Work instructions: Write out the full set of records exactly. Any pictures in them do not belong in the copy.

· · · ·

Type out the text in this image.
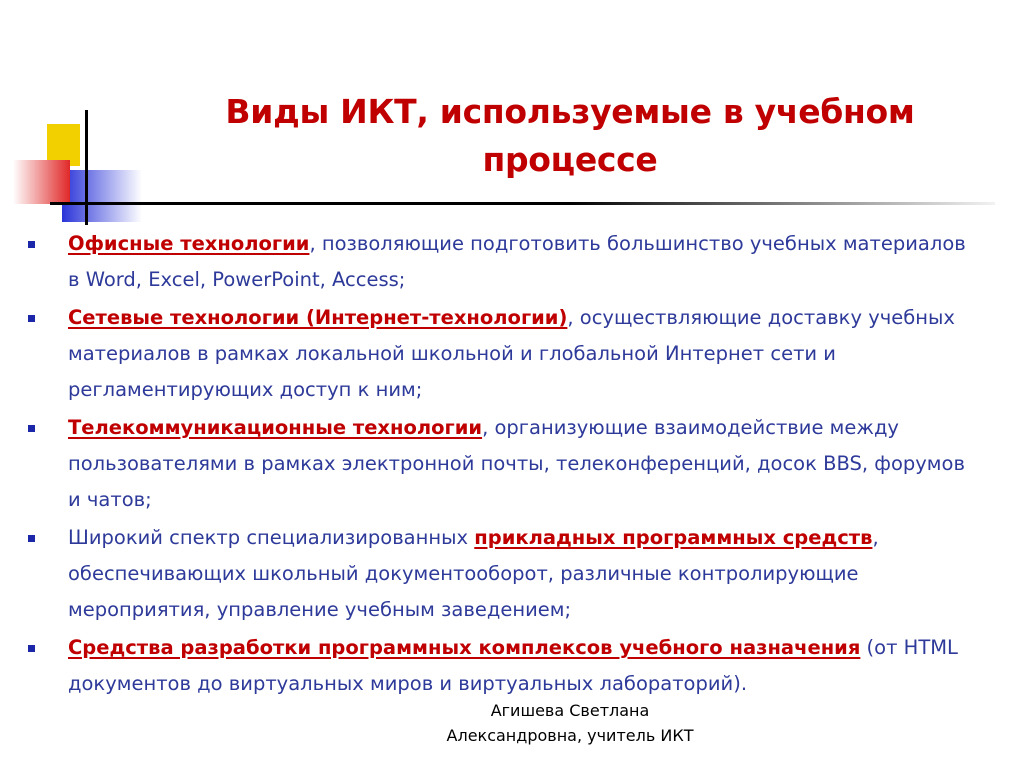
Виды ИКТ, используемые в учебном процессе
Офисные технологии, позволяющие подготовить большинство учебных материалов в Word, Excel, PowerPoint, Access;
Сетевые технологии (Интернет-технологии), осуществляющие доставку учебных материалов в рамках локальной школьной и глобальной Интернет сети и регламентирующих доступ к ним;
Телекоммуникационные технологии, организующие взаимодействие между пользователями в рамках электронной почты, телеконференций, досок BBS, форумов и чатов;
Широкий спектр специализированных прикладных программных средств, обеспечивающих школьный документооборот, различные контролирующие мероприятия, управление учебным заведением;
Средства разработки программных комплексов учебного назначения (от HTML документов до виртуальных миров и виртуальных лабораторий).
Агишева Светлана
Александровна, учитель ИКТ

· · · ·

Answer in full:
Type out the text in this image.
Виды ИКТ, используемые в учебном процессе
Офисные технологии, позволяющие подготовить большинство учебных материалов в Word, Excel, PowerPoint, Access;
Сетевые технологии (Интернет-технологии), осуществляющие доставку учебных материалов в рамках локальной школьной и глобальной Интернет сети и регламентирующих доступ к ним;
Телекоммуникационные технологии, организующие взаимодействие между пользователями в рамках электронной почты, телеконференций, досок BBS, форумов и чатов;
Широкий спектр специализированных прикладных программных средств, обеспечивающих школьный документооборот, различные контролирующие мероприятия, управление учебным заведением;
Средства разработки программных комплексов учебного назначения (от HTML документов до виртуальных миров и виртуальных лабораторий).
Агишева Светлана
Александровна, учитель ИКТ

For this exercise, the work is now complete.